Work required:
Output the material word for word. Leave each picture out.

Exercise material:
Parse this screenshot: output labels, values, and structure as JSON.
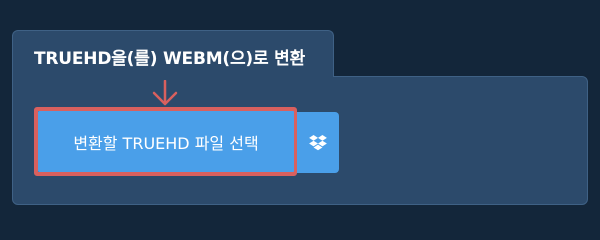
{
  "panel": {
    "title": "TRUEHD을(를) WEBM(으)로 변환"
  },
  "buttons": {
    "choose_file_label": "변환할 TRUEHD 파일 선택",
    "dropbox_icon": "dropbox-icon"
  },
  "colors": {
    "page_background": "#13263a",
    "panel": "#2c4a6b",
    "button": "#4a9fe9",
    "highlight": "#d9605e"
  }
}
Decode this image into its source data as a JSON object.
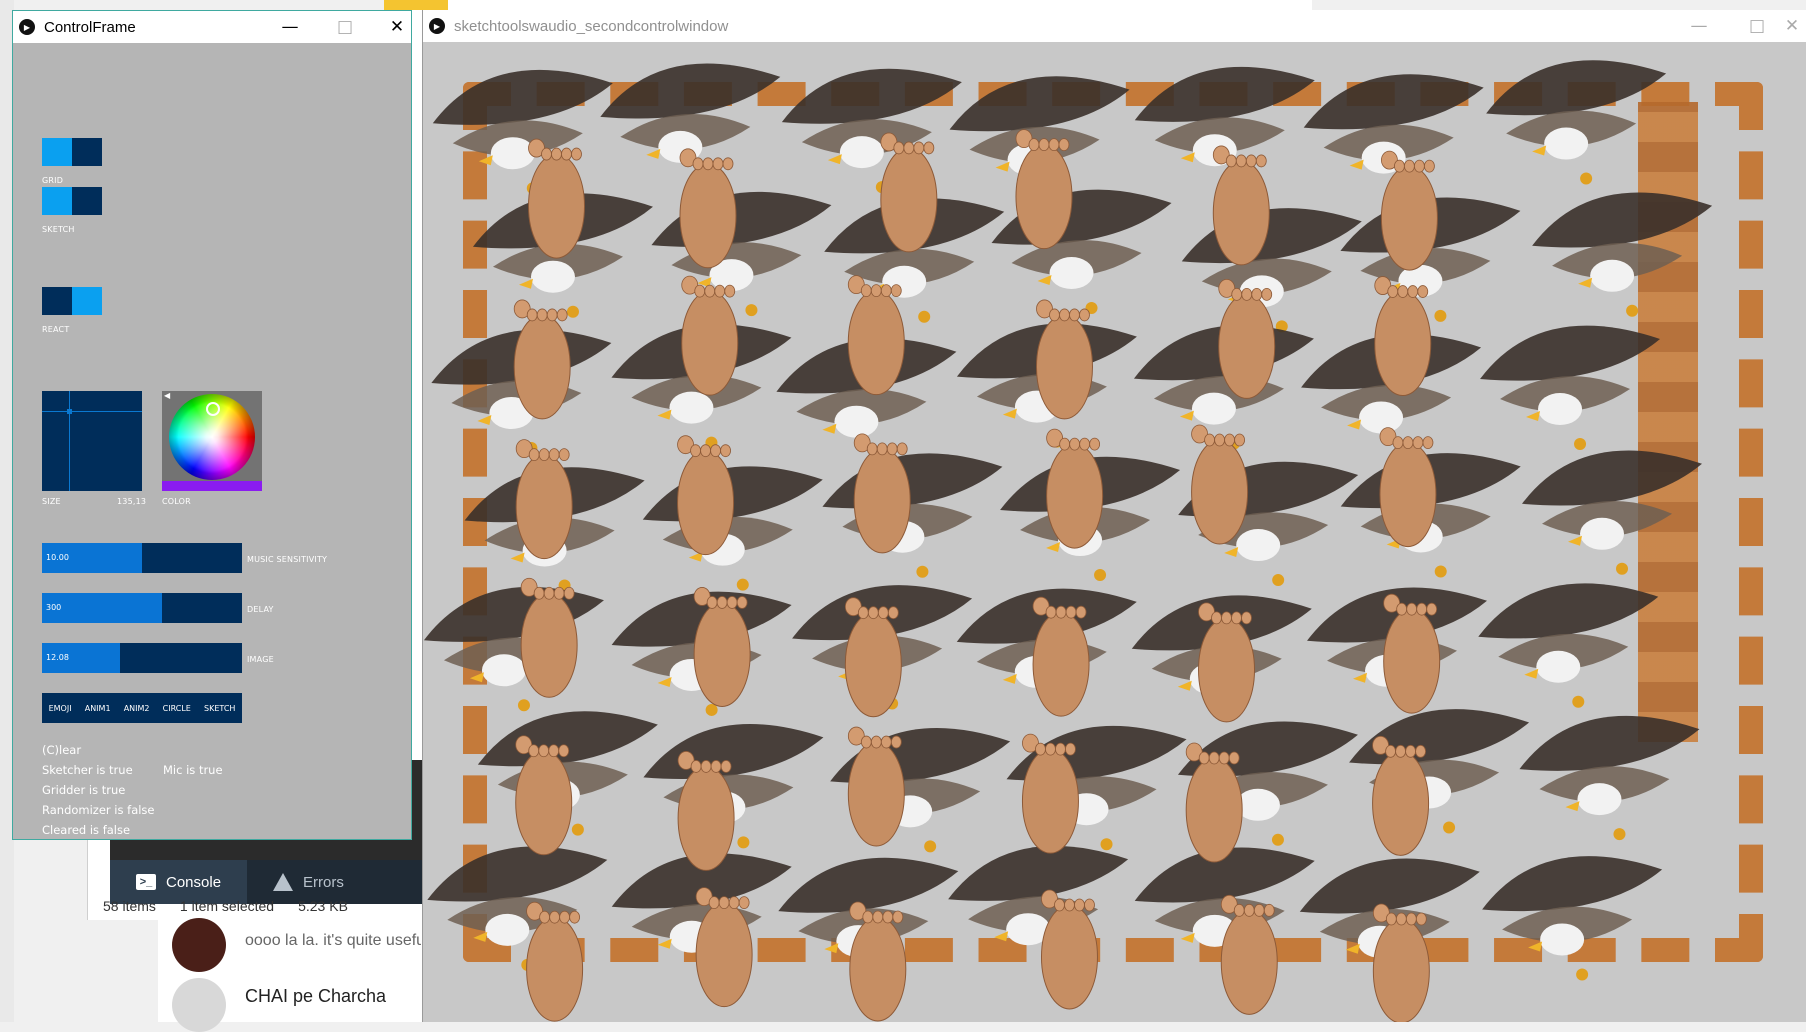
{
  "background": {
    "ide_tabs": [
      {
        "label": "Console",
        "icon": "terminal-icon"
      },
      {
        "label": "Errors",
        "icon": "warning-icon"
      }
    ],
    "explorer_status": {
      "items": "58 items",
      "selected": "1 item selected",
      "size": "5.23 KB"
    },
    "chat": {
      "message": "oooo la la. it's quite useful",
      "name": "CHAI pe Charcha"
    }
  },
  "control_frame": {
    "title": "ControlFrame",
    "toggles": [
      {
        "label": "GRID",
        "state": "on"
      },
      {
        "label": "SKETCH",
        "state": "on"
      },
      {
        "label": "REACT",
        "state": "off"
      }
    ],
    "size_pad": {
      "label": "SIZE",
      "value": "135,13"
    },
    "color_picker": {
      "label": "COLOR",
      "selected_color": "#8a1cf0"
    },
    "sliders": [
      {
        "label": "MUSIC SENSITIVITY",
        "value": "10.00",
        "fill": 0.5
      },
      {
        "label": "DELAY",
        "value": "300",
        "fill": 0.6
      },
      {
        "label": "IMAGE",
        "value": "12.08",
        "fill": 0.39
      }
    ],
    "modes": [
      "EMOJI",
      "ANIM1",
      "ANIM2",
      "CIRCLE",
      "SKETCH"
    ],
    "status": {
      "clear": "(C)lear",
      "sketcher": "Sketcher is true",
      "mic": "Mic is true",
      "gridder": "Gridder is true",
      "randomizer": "Randomizer is false",
      "cleared": "Cleared is false"
    }
  },
  "sketch_window": {
    "title": "sketchtoolswaudio_secondcontrolwindow"
  },
  "colors": {
    "toggle_bright": "#0aa0f0",
    "toggle_dark": "#002d5a",
    "panel_bg": "#b5b5b5"
  }
}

Expected answer:
Parse this screenshot: output labels, values, and structure as JSON.
{
  "panel": {
    "title": "TRUEHD을(를) WEBM(으)로 변환"
  },
  "buttons": {
    "choose_file_label": "변환할 TRUEHD 파일 선택",
    "dropbox_icon": "dropbox-icon"
  },
  "colors": {
    "page_background": "#13263a",
    "panel": "#2c4a6b",
    "button": "#4a9fe9",
    "highlight": "#d9605e"
  }
}
Decode this image into its source data as a JSON object.
{
  "background": {
    "ide_tabs": [
      {
        "label": "Console",
        "icon": "terminal-icon"
      },
      {
        "label": "Errors",
        "icon": "warning-icon"
      }
    ],
    "explorer_status": {
      "items": "58 items",
      "selected": "1 item selected",
      "size": "5.23 KB"
    },
    "chat": {
      "message": "oooo la la. it's quite useful",
      "name": "CHAI pe Charcha"
    }
  },
  "control_frame": {
    "title": "ControlFrame",
    "toggles": [
      {
        "label": "GRID",
        "state": "on"
      },
      {
        "label": "SKETCH",
        "state": "on"
      },
      {
        "label": "REACT",
        "state": "off"
      }
    ],
    "size_pad": {
      "label": "SIZE",
      "value": "135,13"
    },
    "color_picker": {
      "label": "COLOR",
      "selected_color": "#8a1cf0"
    },
    "sliders": [
      {
        "label": "MUSIC SENSITIVITY",
        "value": "10.00",
        "fill": 0.5
      },
      {
        "label": "DELAY",
        "value": "300",
        "fill": 0.6
      },
      {
        "label": "IMAGE",
        "value": "12.08",
        "fill": 0.39
      }
    ],
    "modes": [
      "EMOJI",
      "ANIM1",
      "ANIM2",
      "CIRCLE",
      "SKETCH"
    ],
    "status": {
      "clear": "(C)lear",
      "sketcher": "Sketcher is true",
      "mic": "Mic is true",
      "gridder": "Gridder is true",
      "randomizer": "Randomizer is false",
      "cleared": "Cleared is false"
    }
  },
  "sketch_window": {
    "title": "sketchtoolswaudio_secondcontrolwindow"
  },
  "colors": {
    "toggle_bright": "#0aa0f0",
    "toggle_dark": "#002d5a",
    "panel_bg": "#b5b5b5"
  }
}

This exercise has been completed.